++++ Recorded information ++++
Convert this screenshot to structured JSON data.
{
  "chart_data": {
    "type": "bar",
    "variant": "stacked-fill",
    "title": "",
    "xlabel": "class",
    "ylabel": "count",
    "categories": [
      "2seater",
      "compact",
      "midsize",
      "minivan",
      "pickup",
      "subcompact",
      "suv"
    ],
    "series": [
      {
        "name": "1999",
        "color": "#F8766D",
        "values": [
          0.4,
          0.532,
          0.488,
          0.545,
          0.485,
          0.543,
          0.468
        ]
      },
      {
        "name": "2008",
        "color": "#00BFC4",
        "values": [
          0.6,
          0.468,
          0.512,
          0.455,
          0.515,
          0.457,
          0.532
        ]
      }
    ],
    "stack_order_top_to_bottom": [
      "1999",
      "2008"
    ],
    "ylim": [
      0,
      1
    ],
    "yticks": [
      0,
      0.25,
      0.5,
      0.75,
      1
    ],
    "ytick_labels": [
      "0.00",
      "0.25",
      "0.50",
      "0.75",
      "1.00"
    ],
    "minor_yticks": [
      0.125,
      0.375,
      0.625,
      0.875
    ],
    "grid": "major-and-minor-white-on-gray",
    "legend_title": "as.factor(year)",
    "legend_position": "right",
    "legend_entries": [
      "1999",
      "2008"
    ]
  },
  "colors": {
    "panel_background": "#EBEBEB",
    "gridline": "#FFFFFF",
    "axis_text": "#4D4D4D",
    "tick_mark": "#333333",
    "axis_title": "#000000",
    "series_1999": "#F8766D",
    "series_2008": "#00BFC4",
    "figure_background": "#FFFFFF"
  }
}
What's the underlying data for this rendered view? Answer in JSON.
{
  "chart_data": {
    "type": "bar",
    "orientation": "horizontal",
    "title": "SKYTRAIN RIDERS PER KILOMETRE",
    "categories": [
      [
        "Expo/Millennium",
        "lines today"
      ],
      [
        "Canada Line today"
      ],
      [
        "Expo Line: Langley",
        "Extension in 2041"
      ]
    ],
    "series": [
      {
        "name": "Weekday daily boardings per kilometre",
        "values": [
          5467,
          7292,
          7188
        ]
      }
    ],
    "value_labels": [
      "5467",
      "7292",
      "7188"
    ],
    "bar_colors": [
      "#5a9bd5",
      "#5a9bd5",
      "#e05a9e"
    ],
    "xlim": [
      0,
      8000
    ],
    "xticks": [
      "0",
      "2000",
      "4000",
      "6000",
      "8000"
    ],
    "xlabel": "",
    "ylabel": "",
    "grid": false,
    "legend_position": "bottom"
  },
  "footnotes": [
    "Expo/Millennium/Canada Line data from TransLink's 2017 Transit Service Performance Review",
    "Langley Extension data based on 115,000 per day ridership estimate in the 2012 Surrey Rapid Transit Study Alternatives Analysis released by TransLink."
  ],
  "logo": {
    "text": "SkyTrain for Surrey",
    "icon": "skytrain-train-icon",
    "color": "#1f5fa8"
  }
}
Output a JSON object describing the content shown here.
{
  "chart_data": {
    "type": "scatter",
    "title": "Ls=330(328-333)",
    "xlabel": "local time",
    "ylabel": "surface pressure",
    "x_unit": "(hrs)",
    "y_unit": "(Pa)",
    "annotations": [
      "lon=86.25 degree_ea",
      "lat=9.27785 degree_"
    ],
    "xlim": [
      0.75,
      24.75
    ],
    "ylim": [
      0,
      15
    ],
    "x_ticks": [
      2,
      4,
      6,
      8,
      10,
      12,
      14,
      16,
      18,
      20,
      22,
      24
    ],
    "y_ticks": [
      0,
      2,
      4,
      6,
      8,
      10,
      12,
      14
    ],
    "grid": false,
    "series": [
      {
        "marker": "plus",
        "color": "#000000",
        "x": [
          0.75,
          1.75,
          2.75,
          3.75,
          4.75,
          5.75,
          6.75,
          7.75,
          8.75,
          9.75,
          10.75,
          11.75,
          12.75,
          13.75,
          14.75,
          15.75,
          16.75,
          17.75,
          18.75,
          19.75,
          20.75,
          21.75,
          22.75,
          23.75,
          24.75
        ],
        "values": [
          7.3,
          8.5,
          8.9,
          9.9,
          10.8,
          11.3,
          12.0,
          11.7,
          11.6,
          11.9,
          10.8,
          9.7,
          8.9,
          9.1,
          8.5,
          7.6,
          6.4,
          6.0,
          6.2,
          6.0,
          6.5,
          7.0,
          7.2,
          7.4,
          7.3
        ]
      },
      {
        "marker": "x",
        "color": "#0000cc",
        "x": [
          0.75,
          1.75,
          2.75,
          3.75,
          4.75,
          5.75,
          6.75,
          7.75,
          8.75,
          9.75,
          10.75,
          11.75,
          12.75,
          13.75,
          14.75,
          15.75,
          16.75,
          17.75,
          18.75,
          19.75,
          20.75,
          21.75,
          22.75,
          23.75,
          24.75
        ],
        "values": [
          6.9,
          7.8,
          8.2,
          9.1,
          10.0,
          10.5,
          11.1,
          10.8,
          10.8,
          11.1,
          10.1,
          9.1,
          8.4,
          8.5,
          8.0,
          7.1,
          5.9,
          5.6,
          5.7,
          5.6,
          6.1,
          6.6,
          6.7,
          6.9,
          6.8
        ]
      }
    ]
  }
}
++++
● Short problem:
Of the lines in the entries above, how many include "name"? Only the number should be given.

● Problem solution:
3